==== Records shown

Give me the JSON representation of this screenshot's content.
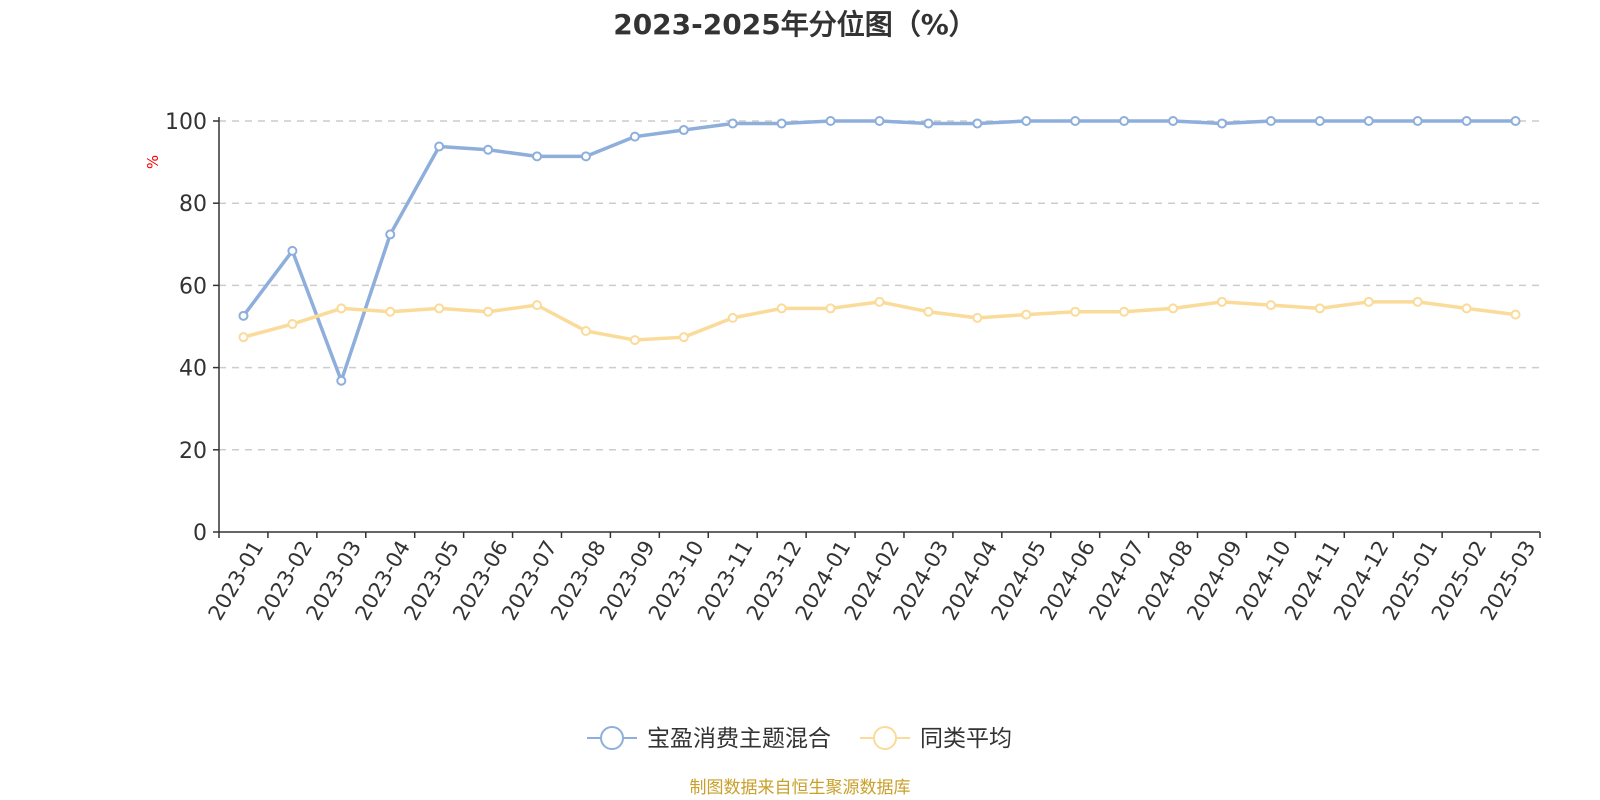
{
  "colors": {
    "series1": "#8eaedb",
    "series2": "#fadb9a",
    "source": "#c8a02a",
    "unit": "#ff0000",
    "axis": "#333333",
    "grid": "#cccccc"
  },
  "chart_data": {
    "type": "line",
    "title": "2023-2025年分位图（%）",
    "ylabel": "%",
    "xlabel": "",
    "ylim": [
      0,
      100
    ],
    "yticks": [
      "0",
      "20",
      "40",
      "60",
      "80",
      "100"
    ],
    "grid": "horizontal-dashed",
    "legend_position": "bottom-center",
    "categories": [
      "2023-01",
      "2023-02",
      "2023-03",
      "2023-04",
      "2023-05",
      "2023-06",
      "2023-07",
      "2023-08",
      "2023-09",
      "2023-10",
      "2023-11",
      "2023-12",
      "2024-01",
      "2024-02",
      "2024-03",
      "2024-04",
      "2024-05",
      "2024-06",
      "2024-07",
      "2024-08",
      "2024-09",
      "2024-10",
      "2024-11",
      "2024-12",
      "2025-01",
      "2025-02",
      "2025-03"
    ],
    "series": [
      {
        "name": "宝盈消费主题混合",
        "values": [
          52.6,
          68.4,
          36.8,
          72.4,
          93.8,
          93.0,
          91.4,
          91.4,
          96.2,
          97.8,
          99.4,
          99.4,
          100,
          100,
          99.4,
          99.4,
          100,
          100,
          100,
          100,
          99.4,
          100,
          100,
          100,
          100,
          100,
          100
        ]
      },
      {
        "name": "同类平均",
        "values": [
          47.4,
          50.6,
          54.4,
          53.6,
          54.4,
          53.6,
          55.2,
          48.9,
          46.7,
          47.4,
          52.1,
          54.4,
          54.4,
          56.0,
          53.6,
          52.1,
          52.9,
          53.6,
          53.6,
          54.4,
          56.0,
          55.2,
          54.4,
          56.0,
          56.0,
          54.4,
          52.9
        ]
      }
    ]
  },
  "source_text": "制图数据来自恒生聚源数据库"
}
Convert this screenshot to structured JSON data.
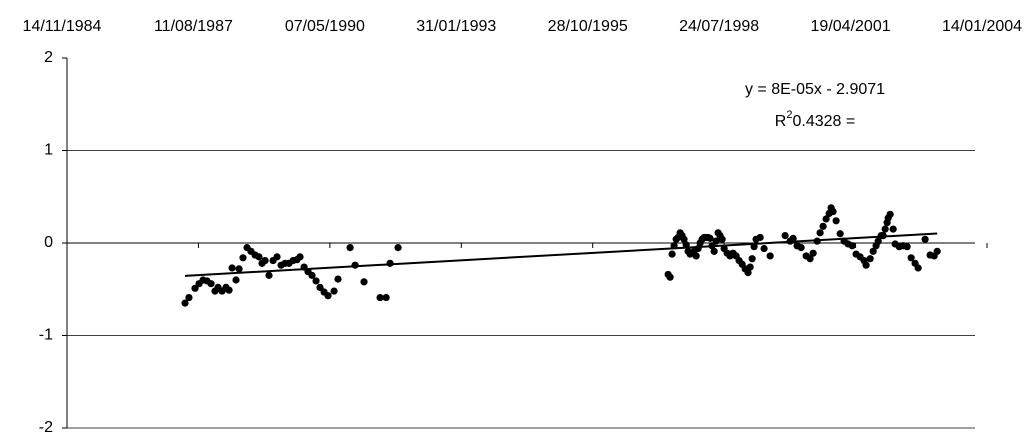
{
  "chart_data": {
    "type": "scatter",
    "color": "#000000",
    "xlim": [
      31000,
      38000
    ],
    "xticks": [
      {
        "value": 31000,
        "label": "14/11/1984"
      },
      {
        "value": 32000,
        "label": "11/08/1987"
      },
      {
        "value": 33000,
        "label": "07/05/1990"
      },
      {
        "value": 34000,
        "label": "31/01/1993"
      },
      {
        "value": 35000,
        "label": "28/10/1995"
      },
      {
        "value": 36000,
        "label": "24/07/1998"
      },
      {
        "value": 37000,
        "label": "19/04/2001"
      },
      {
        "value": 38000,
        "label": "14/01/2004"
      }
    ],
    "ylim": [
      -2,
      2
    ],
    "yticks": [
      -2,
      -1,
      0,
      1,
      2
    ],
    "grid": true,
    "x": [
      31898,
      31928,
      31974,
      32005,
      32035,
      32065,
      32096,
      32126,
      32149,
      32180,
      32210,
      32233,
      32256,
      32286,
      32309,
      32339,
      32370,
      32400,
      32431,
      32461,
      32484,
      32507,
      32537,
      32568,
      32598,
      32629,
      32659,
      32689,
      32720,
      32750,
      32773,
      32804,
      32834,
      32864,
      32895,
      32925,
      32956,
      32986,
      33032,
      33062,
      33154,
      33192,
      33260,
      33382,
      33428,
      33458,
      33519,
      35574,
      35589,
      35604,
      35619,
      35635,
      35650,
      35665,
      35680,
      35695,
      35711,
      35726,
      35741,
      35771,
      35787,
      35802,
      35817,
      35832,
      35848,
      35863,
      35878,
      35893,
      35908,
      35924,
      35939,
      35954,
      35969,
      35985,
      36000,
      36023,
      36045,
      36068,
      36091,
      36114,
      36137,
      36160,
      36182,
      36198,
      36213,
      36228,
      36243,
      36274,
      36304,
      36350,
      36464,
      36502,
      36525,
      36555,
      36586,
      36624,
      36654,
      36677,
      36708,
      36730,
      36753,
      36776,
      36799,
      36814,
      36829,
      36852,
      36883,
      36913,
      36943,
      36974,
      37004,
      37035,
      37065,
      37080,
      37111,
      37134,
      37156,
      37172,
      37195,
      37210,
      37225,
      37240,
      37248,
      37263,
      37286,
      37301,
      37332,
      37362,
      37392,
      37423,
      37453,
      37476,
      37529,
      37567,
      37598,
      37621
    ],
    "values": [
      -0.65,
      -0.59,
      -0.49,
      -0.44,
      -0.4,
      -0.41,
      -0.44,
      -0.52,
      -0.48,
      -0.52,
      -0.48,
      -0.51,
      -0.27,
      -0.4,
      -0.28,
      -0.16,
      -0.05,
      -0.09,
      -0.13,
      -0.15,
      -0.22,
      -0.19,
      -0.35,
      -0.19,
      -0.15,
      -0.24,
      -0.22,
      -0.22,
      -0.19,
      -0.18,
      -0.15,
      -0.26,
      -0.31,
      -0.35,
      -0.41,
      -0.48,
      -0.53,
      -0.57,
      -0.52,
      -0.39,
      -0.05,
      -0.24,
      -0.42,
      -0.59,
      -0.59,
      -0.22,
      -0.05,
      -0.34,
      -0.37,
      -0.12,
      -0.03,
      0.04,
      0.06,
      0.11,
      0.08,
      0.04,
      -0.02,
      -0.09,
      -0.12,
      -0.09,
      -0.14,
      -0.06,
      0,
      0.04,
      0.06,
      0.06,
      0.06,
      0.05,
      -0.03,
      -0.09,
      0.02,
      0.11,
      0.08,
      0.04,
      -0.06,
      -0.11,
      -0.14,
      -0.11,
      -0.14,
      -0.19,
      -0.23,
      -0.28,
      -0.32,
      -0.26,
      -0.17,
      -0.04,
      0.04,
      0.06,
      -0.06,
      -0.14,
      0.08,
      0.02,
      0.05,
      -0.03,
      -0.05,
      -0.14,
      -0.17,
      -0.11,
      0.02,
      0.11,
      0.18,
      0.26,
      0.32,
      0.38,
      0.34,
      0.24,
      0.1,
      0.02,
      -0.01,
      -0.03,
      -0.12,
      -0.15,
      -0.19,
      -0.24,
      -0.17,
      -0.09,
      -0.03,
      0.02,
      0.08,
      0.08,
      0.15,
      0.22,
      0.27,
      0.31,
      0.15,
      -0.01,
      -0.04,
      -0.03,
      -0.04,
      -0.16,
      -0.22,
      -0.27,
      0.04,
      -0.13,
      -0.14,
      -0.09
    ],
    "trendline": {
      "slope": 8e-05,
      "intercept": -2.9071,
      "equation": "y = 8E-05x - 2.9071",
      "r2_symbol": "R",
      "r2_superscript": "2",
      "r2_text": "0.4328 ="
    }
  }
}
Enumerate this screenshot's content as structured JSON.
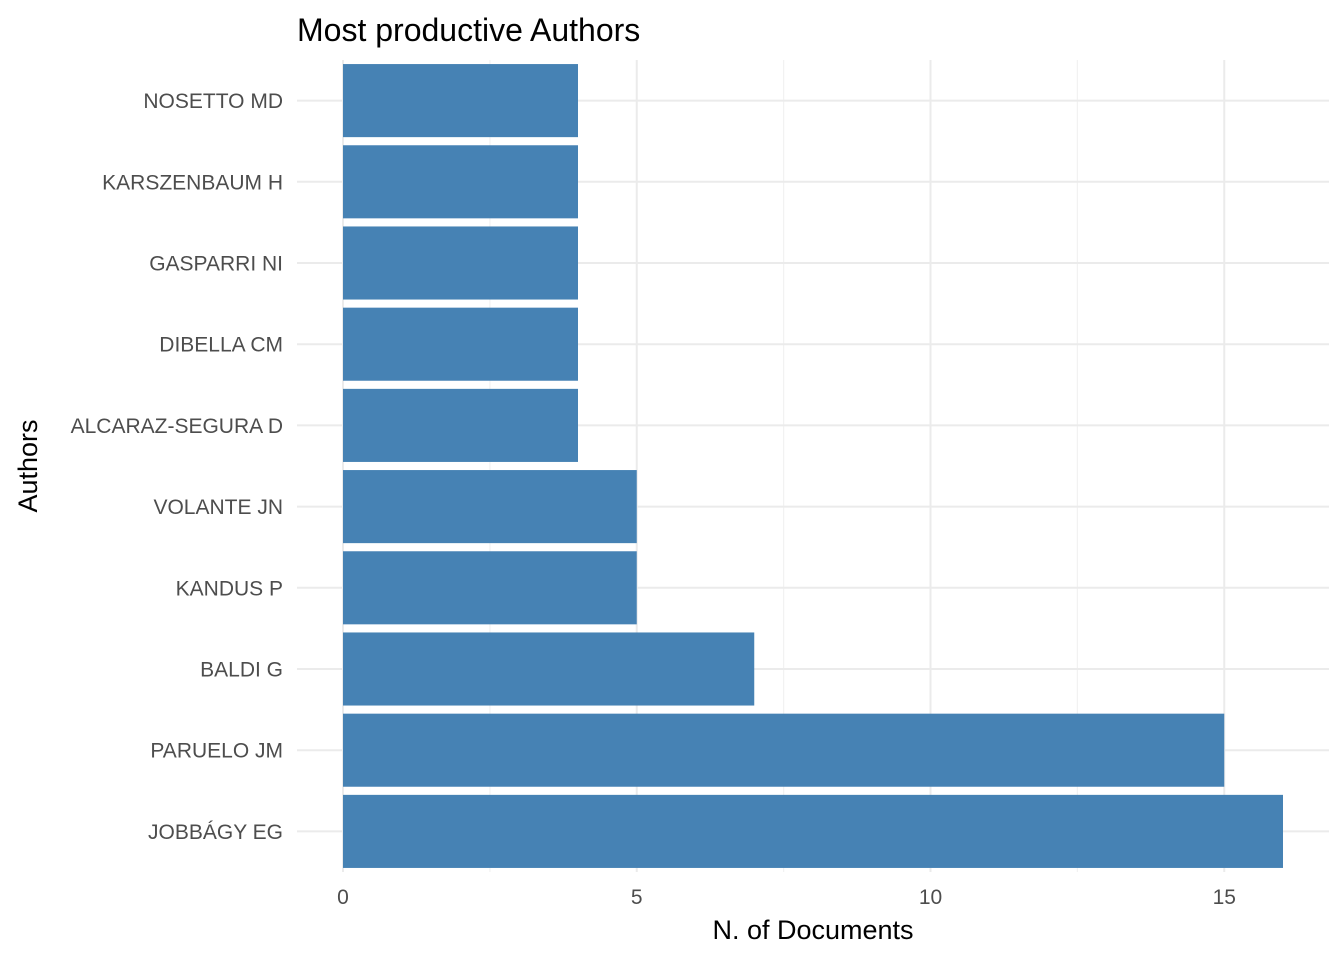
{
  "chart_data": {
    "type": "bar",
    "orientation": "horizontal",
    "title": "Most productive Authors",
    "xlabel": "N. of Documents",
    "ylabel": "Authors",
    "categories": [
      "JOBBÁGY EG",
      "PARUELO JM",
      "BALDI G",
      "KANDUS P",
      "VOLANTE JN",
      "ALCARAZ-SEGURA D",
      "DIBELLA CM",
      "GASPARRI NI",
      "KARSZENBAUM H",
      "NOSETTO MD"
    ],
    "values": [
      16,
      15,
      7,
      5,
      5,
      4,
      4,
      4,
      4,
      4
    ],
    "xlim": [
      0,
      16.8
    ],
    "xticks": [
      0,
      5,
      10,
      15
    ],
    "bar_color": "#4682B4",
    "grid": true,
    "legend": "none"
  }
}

========

Your task is to set down exactly the lines that run from the line holding "Enumerate this screenshot's" through the close of the entries, including both ends. Pictures stay out.

§ In response:
Enumerate this screenshot's content as structured JSON.
{
  "chart_data": {
    "type": "bar",
    "orientation": "horizontal",
    "title": "Most productive Authors",
    "xlabel": "N. of Documents",
    "ylabel": "Authors",
    "categories": [
      "JOBBÁGY EG",
      "PARUELO JM",
      "BALDI G",
      "KANDUS P",
      "VOLANTE JN",
      "ALCARAZ-SEGURA D",
      "DIBELLA CM",
      "GASPARRI NI",
      "KARSZENBAUM H",
      "NOSETTO MD"
    ],
    "values": [
      16,
      15,
      7,
      5,
      5,
      4,
      4,
      4,
      4,
      4
    ],
    "xlim": [
      0,
      16.8
    ],
    "xticks": [
      0,
      5,
      10,
      15
    ],
    "bar_color": "#4682B4",
    "grid": true,
    "legend": "none"
  }
}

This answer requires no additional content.